§ Given task
Using the records that follow, copy every line containing the word "其计算公式为".

§ Records shown
-*-*-

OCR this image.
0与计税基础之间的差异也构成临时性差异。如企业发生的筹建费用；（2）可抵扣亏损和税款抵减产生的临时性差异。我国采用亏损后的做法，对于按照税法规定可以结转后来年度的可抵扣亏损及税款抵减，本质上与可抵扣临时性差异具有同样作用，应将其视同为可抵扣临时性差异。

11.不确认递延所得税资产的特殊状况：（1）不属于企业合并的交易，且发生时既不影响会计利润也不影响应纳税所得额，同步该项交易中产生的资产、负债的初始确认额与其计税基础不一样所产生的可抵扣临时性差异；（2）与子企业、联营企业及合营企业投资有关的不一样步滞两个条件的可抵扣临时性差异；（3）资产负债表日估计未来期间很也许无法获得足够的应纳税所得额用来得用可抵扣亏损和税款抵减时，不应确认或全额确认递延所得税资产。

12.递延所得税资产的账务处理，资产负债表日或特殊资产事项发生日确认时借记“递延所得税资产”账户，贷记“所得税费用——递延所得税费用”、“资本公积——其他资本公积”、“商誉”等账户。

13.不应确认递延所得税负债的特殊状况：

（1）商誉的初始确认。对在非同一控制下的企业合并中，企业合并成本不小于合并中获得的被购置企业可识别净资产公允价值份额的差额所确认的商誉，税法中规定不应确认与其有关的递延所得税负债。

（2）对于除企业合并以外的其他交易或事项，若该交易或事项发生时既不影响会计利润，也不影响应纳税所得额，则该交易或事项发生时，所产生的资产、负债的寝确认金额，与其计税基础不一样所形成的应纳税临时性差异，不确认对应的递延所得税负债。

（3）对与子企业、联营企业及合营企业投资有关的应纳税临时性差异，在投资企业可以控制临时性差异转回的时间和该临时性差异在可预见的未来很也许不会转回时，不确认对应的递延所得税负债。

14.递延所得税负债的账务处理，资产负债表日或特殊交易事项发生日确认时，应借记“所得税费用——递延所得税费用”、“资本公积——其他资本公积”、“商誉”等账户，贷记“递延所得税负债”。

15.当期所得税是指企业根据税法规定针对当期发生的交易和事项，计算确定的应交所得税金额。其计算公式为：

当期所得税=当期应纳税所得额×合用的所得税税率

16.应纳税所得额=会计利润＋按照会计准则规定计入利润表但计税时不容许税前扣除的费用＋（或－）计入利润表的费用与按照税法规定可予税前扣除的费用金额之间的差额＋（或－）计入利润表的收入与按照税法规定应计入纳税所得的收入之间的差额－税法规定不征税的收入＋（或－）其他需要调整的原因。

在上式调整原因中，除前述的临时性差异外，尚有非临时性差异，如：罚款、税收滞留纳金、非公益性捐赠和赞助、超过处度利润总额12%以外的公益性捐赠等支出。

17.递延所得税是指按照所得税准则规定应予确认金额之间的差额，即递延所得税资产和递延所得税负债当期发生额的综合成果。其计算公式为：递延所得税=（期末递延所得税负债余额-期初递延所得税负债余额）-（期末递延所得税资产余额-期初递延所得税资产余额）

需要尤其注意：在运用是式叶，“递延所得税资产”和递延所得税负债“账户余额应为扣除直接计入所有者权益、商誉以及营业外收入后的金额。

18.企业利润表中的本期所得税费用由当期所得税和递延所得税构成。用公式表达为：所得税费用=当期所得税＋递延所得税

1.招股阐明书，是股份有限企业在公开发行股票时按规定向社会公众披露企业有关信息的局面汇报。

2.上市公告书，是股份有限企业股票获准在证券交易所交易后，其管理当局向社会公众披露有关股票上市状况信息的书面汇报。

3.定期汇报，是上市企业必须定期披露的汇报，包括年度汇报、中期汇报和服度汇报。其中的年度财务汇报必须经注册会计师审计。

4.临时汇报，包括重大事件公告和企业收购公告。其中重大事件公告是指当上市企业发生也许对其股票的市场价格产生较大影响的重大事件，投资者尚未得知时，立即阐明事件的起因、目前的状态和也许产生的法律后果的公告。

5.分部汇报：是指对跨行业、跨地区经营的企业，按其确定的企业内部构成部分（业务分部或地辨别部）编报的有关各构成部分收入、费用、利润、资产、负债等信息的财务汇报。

-*-*-

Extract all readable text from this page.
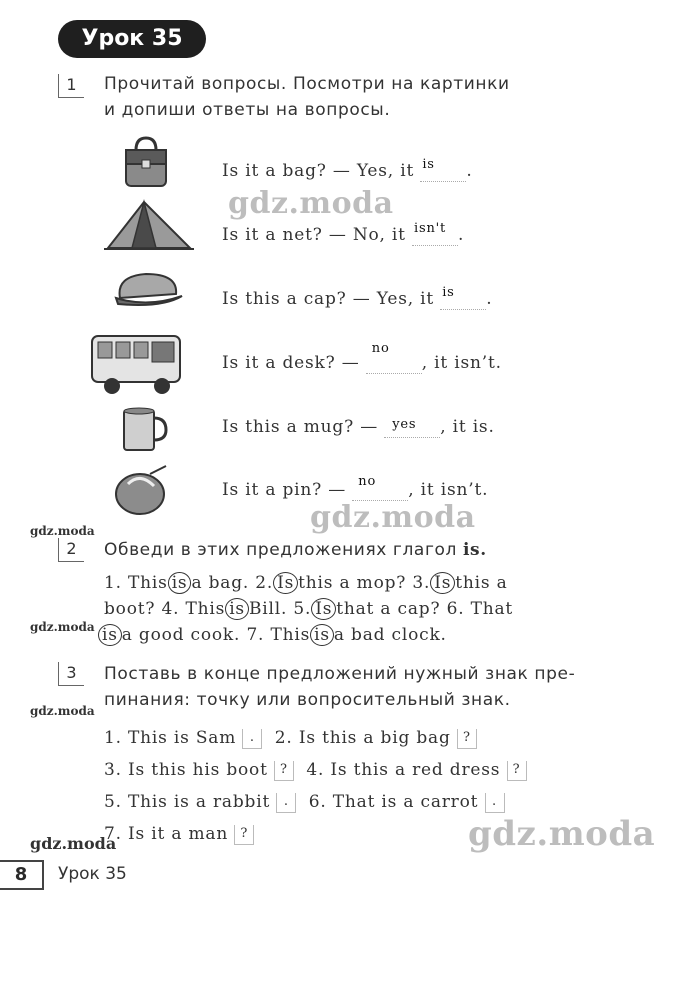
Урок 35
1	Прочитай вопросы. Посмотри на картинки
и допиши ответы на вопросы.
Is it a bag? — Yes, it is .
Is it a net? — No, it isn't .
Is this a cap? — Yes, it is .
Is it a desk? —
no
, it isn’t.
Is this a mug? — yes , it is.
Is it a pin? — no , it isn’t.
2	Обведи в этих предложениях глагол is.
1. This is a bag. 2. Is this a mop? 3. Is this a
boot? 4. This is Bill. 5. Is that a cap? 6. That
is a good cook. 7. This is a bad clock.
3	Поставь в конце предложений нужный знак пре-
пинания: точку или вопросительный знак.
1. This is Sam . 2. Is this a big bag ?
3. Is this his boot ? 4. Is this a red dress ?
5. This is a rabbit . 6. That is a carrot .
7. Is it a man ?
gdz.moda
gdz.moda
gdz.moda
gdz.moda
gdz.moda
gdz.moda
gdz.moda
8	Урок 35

-*-*-

§ Written solution
15.当期所得税是指企业根据税法规定针对当期发生的交易和事项，计算确定的应交所得税金额。其计算公式为：
17.递延所得税是指按照所得税准则规定应予确认金额之间的差额，即递延所得税资产和递延所得税负债当期发生额的综合成果。其计算公式为：递延所得税=（期末递延所得税负债余额-期初递延所得税负债余额）-（期末递延所得税资产余额-期初递延所得税资产余额）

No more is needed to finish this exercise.